(Spatial layout data)
## START

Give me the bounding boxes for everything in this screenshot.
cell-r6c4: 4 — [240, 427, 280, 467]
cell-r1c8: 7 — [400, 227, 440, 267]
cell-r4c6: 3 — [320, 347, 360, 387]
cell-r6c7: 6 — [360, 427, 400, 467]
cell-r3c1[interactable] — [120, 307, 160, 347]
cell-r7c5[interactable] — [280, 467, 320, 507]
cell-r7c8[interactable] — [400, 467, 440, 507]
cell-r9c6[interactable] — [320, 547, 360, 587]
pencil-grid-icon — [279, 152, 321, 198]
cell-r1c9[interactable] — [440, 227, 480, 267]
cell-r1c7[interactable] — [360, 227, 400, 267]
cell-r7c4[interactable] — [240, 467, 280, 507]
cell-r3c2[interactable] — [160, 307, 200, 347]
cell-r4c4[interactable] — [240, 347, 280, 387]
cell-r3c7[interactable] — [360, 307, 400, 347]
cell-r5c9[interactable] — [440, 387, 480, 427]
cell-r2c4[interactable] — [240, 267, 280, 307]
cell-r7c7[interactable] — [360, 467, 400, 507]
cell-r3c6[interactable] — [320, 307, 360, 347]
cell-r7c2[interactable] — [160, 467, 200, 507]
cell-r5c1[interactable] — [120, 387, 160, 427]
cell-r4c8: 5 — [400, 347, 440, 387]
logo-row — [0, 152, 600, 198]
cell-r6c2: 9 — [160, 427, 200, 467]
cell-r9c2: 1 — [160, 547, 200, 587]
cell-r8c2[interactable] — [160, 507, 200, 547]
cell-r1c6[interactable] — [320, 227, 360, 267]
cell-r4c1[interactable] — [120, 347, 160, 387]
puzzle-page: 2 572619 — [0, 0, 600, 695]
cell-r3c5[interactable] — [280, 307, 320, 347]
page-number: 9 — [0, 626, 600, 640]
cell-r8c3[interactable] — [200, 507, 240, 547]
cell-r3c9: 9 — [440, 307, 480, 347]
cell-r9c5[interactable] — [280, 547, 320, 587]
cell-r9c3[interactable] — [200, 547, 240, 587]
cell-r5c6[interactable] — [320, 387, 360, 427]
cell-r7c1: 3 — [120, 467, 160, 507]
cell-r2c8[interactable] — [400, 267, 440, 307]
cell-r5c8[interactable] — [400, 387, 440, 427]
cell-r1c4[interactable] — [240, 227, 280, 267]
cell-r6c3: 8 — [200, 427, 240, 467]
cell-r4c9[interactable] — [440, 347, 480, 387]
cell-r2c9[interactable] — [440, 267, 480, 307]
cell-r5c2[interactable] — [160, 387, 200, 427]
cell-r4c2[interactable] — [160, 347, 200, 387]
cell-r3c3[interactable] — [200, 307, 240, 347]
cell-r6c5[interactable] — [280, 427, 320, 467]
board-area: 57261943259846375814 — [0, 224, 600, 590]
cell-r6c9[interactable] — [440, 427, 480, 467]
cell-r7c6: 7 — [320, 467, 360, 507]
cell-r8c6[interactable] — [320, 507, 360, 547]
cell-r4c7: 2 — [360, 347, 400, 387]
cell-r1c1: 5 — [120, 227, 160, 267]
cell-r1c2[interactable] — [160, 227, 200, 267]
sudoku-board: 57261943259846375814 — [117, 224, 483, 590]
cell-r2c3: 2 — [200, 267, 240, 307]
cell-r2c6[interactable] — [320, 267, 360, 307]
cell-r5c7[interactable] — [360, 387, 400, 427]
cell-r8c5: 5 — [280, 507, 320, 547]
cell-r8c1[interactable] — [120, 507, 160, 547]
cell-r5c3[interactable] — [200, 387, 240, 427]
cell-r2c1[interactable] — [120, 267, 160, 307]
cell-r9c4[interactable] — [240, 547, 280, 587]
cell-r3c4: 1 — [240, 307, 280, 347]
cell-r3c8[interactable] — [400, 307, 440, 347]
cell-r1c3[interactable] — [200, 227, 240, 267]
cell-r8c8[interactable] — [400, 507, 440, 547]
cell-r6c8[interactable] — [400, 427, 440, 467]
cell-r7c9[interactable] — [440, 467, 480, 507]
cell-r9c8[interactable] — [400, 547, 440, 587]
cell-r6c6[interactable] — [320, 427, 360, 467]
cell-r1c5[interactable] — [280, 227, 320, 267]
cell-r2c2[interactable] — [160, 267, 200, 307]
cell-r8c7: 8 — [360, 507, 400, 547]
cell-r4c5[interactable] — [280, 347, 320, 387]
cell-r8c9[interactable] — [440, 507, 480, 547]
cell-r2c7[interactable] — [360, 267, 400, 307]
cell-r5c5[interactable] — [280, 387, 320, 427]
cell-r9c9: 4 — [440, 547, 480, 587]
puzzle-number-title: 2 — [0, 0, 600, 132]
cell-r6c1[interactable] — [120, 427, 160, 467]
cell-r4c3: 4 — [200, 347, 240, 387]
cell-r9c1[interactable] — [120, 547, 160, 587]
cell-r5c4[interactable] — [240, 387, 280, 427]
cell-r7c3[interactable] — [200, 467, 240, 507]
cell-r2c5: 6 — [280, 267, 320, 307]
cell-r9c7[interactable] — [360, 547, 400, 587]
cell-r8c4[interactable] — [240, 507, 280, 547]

## END

▶ [Requirements]: Rewrite the items from the start through the line with "cell-r3c2[interactable] — [160, 307, 200, 347]", changing every "interactable" to "clickable" and keeping everything else the same.

▶ [Task answer]:
Give me the bounding boxes for everything in this screenshot.
cell-r6c4: 4 — [240, 427, 280, 467]
cell-r1c8: 7 — [400, 227, 440, 267]
cell-r4c6: 3 — [320, 347, 360, 387]
cell-r6c7: 6 — [360, 427, 400, 467]
cell-r3c1[clickable] — [120, 307, 160, 347]
cell-r7c5[clickable] — [280, 467, 320, 507]
cell-r7c8[clickable] — [400, 467, 440, 507]
cell-r9c6[clickable] — [320, 547, 360, 587]
pencil-grid-icon — [279, 152, 321, 198]
cell-r1c9[clickable] — [440, 227, 480, 267]
cell-r1c7[clickable] — [360, 227, 400, 267]
cell-r7c4[clickable] — [240, 467, 280, 507]
cell-r3c2[clickable] — [160, 307, 200, 347]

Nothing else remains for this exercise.